─── MATERIALS PROVIDED

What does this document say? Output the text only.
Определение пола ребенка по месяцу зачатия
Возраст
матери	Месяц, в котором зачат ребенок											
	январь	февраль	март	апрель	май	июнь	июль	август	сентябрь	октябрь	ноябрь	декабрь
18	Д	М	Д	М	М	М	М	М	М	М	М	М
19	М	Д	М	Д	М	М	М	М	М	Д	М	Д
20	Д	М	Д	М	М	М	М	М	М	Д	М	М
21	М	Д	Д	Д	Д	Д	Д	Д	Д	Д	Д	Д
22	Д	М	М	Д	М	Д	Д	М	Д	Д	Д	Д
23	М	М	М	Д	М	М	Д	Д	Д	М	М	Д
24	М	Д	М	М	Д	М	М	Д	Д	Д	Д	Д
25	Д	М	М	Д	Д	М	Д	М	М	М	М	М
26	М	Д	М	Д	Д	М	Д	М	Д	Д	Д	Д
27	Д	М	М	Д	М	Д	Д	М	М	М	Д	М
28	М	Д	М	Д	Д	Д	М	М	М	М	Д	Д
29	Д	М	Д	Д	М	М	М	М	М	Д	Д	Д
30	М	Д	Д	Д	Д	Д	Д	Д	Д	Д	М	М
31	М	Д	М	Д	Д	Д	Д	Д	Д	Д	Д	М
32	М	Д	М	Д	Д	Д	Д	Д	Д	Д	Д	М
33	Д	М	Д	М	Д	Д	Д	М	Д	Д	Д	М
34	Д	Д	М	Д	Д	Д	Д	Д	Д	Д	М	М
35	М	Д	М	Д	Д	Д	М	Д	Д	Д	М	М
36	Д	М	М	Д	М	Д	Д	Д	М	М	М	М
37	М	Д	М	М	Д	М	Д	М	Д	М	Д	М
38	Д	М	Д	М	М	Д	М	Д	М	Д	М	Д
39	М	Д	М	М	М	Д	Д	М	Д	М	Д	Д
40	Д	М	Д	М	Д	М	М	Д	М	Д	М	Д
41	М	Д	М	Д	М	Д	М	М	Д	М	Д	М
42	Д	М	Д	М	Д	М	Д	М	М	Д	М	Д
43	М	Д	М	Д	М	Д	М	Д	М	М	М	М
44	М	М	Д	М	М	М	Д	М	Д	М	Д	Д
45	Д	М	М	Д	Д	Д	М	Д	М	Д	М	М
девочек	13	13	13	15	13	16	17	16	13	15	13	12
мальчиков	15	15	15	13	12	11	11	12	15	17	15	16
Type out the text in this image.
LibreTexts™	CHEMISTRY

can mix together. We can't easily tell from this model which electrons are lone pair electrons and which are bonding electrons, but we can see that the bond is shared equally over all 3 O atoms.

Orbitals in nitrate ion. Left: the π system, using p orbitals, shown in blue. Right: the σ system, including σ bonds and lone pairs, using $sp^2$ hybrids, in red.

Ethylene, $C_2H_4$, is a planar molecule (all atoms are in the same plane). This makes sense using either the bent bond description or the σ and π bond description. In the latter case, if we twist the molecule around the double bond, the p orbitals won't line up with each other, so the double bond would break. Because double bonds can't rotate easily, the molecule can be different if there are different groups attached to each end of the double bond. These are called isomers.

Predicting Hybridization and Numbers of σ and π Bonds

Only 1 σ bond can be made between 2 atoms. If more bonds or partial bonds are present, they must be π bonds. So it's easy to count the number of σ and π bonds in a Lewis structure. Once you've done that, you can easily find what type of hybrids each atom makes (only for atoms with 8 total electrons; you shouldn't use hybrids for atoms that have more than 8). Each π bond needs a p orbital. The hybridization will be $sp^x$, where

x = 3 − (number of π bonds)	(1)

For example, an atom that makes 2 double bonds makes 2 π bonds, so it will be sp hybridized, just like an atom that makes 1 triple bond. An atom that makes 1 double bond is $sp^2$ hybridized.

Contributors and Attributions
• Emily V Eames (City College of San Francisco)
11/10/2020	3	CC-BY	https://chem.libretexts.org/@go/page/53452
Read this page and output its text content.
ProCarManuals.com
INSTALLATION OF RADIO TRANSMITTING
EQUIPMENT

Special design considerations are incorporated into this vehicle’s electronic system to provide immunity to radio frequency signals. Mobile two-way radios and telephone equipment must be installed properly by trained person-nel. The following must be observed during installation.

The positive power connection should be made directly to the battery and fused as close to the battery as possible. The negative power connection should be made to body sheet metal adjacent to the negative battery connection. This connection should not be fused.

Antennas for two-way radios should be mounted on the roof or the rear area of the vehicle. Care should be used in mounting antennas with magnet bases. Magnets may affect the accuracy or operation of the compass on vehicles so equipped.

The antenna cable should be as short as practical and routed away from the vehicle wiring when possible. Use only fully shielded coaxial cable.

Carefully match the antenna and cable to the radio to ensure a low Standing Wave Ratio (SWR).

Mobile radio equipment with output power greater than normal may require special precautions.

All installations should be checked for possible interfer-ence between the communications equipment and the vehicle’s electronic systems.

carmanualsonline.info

──────

### WHAT IS REQUIRED
All of the entries above need to be reproduced exactly.

### EXPECTED ANSWER
What does this document say? Output the text only.
Определение пола ребенка по месяцу зачатия
Возраст
матери	Месяц, в котором зачат ребенок											
	январь	февраль	март	апрель	май	июнь	июль	август	сентябрь	октябрь	ноябрь	декабрь
18	Д	М	Д	М	М	М	М	М	М	М	М	М
19	М	Д	М	Д	М	М	М	М	М	Д	М	Д
20	Д	М	Д	М	М	М	М	М	М	Д	М	М
21	М	Д	Д	Д	Д	Д	Д	Д	Д	Д	Д	Д
22	Д	М	М	Д	М	Д	Д	М	Д	Д	Д	Д
23	М	М	М	Д	М	М	Д	Д	Д	М	М	Д
24	М	Д	М	М	Д	М	М	Д	Д	Д	Д	Д
25	Д	М	М	Д	Д	М	Д	М	М	М	М	М
26	М	Д	М	Д	Д	М	Д	М	Д	Д	Д	Д
27	Д	М	М	Д	М	Д	Д	М	М	М	Д	М
28	М	Д	М	Д	Д	Д	М	М	М	М	Д	Д
29	Д	М	Д	Д	М	М	М	М	М	Д	Д	Д
30	М	Д	Д	Д	Д	Д	Д	Д	Д	Д	М	М
31	М	Д	М	Д	Д	Д	Д	Д	Д	Д	Д	М
32	М	Д	М	Д	Д	Д	Д	Д	Д	Д	Д	М
33	Д	М	Д	М	Д	Д	Д	М	Д	Д	Д	М
34	Д	Д	М	Д	Д	Д	Д	Д	Д	Д	М	М
35	М	Д	М	Д	Д	Д	М	Д	Д	Д	М	М
36	Д	М	М	Д	М	Д	Д	Д	М	М	М	М
37	М	Д	М	М	Д	М	Д	М	Д	М	Д	М
38	Д	М	Д	М	М	Д	М	Д	М	Д	М	Д
39	М	Д	М	М	М	Д	Д	М	Д	М	Д	Д
40	Д	М	Д	М	Д	М	М	Д	М	Д	М	Д
41	М	Д	М	Д	М	Д	М	М	Д	М	Д	М
42	Д	М	Д	М	Д	М	Д	М	М	Д	М	Д
43	М	Д	М	Д	М	Д	М	Д	М	М	М	М
44	М	М	Д	М	М	М	Д	М	Д	М	Д	Д
45	Д	М	М	Д	Д	Д	М	Д	М	Д	М	М
девочек	13	13	13	15	13	16	17	16	13	15	13	12
мальчиков	15	15	15	13	12	11	11	12	15	17	15	16
Type out the text in this image.
LibreTexts™	CHEMISTRY

can mix together. We can't easily tell from this model which electrons are lone pair electrons and which are bonding electrons, but we can see that the bond is shared equally over all 3 O atoms.

Orbitals in nitrate ion. Left: the π system, using p orbitals, shown in blue. Right: the σ system, including σ bonds and lone pairs, using $sp^2$ hybrids, in red.

Ethylene, $C_2H_4$, is a planar molecule (all atoms are in the same plane). This makes sense using either the bent bond description or the σ and π bond description. In the latter case, if we twist the molecule around the double bond, the p orbitals won't line up with each other, so the double bond would break. Because double bonds can't rotate easily, the molecule can be different if there are different groups attached to each end of the double bond. These are called isomers.

Predicting Hybridization and Numbers of σ and π Bonds

Only 1 σ bond can be made between 2 atoms. If more bonds or partial bonds are present, they must be π bonds. So it's easy to count the number of σ and π bonds in a Lewis structure. Once you've done that, you can easily find what type of hybrids each atom makes (only for atoms with 8 total electrons; you shouldn't use hybrids for atoms that have more than 8). Each π bond needs a p orbital. The hybridization will be $sp^x$, where

x = 3 − (number of π bonds)	(1)

For example, an atom that makes 2 double bonds makes 2 π bonds, so it will be sp hybridized, just like an atom that makes 1 triple bond. An atom that makes 1 double bond is $sp^2$ hybridized.

Contributors and Attributions
• Emily V Eames (City College of San Francisco)
11/10/2020	3	CC-BY	https://chem.libretexts.org/@go/page/53452
Read this page and output its text content.
ProCarManuals.com
INSTALLATION OF RADIO TRANSMITTING
EQUIPMENT

Special design considerations are incorporated into this vehicle’s electronic system to provide immunity to radio frequency signals. Mobile two-way radios and telephone equipment must be installed properly by trained person-nel. The following must be observed during installation.

The positive power connection should be made directly to the battery and fused as close to the battery as possible. The negative power connection should be made to body sheet metal adjacent to the negative battery connection. This connection should not be fused.

Antennas for two-way radios should be mounted on the roof or the rear area of the vehicle. Care should be used in mounting antennas with magnet bases. Magnets may affect the accuracy or operation of the compass on vehicles so equipped.

The antenna cable should be as short as practical and routed away from the vehicle wiring when possible. Use only fully shielded coaxial cable.

Carefully match the antenna and cable to the radio to ensure a low Standing Wave Ratio (SWR).

Mobile radio equipment with output power greater than normal may require special precautions.

All installations should be checked for possible interfer-ence between the communications equipment and the vehicle’s electronic systems.

carmanualsonline.info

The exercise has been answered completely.